_The problem_
Using the data below, copy each line that includes the word "name".
▼
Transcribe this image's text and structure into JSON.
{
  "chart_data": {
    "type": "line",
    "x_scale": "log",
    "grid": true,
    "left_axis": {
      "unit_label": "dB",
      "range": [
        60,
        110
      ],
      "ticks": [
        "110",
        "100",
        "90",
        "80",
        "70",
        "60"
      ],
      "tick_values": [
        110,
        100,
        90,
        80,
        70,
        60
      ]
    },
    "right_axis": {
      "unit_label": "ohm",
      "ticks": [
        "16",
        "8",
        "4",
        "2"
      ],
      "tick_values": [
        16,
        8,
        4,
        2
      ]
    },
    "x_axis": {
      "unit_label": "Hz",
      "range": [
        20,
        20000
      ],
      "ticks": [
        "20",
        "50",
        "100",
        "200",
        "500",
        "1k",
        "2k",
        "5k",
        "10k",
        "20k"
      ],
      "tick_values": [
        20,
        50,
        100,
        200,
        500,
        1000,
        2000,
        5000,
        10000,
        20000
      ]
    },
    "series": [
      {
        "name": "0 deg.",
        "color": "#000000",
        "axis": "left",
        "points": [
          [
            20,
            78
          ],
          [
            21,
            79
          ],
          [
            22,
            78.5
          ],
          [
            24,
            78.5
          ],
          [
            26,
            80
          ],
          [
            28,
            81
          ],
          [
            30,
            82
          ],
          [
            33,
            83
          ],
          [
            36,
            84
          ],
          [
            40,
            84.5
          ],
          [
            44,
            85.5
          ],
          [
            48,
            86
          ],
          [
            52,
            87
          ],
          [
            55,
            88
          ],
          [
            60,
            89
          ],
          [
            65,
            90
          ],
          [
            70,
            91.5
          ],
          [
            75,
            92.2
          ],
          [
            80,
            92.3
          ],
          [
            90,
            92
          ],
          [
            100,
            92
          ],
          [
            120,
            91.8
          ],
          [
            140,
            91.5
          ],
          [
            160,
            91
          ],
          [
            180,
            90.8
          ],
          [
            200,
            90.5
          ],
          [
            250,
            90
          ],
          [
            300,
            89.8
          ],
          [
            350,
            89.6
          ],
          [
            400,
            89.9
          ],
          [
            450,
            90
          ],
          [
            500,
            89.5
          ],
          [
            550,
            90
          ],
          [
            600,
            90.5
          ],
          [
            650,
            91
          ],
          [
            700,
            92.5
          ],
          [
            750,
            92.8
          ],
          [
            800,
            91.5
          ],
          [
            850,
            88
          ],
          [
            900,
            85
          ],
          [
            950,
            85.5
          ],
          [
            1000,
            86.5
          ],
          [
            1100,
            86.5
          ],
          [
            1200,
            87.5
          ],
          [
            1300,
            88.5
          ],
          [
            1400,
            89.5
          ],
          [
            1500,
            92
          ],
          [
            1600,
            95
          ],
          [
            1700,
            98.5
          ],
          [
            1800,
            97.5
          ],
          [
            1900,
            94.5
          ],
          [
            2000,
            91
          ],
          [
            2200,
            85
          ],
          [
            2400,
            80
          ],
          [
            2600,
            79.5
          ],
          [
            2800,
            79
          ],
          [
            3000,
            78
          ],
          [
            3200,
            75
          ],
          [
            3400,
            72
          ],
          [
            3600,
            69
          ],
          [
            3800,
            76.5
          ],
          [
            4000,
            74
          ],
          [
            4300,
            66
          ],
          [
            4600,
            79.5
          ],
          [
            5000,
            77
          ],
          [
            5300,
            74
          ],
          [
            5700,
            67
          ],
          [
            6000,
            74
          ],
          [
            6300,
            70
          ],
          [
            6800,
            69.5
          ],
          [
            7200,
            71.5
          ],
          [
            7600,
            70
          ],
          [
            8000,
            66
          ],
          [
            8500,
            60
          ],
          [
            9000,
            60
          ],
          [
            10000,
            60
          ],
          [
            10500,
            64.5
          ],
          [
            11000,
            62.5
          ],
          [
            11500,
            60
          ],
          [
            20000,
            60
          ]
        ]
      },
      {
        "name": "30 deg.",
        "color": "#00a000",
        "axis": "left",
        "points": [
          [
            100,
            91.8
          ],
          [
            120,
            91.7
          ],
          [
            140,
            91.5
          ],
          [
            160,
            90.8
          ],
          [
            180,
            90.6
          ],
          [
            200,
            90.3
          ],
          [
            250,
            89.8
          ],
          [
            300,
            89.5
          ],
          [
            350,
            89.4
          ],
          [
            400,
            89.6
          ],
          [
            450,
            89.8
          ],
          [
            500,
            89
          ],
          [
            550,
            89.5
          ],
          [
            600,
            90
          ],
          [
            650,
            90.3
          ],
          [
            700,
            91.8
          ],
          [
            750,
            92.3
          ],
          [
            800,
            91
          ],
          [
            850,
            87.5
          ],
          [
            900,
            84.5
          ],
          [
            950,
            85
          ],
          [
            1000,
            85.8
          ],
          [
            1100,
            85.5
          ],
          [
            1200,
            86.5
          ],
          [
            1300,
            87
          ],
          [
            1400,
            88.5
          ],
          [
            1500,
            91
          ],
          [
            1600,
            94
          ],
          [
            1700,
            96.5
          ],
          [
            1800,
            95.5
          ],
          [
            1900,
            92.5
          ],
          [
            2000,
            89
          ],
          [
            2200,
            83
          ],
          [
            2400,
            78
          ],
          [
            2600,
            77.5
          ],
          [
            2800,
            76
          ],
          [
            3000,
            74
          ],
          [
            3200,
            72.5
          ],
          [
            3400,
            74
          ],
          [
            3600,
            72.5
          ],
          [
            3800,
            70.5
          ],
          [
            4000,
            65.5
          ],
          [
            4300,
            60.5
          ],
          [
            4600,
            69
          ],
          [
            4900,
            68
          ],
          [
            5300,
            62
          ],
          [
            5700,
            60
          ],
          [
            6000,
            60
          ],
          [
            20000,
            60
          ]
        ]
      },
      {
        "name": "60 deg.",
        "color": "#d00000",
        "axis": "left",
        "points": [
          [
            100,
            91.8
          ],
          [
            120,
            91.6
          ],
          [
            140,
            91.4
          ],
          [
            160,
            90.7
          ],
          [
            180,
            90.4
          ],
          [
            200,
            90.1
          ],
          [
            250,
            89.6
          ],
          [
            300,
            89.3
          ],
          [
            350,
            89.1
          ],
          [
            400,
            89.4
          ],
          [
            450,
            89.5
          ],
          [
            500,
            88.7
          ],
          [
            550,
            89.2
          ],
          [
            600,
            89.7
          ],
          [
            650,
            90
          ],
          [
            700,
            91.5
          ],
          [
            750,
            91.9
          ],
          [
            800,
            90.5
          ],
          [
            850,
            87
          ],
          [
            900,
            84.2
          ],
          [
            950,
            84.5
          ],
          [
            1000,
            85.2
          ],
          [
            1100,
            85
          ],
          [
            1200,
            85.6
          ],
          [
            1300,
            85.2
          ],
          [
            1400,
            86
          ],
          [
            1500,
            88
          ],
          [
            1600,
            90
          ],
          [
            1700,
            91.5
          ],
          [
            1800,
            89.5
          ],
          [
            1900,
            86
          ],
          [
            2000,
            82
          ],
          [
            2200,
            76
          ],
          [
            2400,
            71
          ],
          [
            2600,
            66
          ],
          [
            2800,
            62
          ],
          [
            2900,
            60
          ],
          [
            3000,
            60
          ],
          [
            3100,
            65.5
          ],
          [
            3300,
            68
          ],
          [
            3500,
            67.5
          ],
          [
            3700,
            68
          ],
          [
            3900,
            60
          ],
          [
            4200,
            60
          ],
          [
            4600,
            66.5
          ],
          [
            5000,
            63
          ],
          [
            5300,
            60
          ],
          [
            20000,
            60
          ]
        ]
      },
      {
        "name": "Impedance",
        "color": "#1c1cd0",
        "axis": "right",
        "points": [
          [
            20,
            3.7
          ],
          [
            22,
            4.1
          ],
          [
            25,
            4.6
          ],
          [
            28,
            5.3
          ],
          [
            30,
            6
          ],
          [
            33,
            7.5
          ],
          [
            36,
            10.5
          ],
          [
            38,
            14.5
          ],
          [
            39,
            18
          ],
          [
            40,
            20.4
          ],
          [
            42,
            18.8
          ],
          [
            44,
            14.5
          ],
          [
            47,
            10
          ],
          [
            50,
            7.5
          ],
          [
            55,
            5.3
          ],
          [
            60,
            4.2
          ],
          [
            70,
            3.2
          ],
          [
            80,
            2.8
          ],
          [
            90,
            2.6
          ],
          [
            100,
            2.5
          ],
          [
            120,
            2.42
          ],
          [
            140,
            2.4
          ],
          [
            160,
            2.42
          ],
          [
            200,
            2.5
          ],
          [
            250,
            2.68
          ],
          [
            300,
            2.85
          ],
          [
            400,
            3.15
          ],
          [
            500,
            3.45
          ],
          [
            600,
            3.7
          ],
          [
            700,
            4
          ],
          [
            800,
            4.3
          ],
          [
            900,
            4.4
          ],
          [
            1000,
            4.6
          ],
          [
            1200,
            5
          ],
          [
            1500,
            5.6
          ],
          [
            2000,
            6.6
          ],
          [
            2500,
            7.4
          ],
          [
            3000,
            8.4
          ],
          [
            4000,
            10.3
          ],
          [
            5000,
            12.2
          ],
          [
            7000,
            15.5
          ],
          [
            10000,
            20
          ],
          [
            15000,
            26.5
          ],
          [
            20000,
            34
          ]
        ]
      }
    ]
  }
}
▲
_Result for this task_
        "name": "0 deg.",
        "name": "30 deg.",
        "name": "60 deg.",
        "name": "Impedance",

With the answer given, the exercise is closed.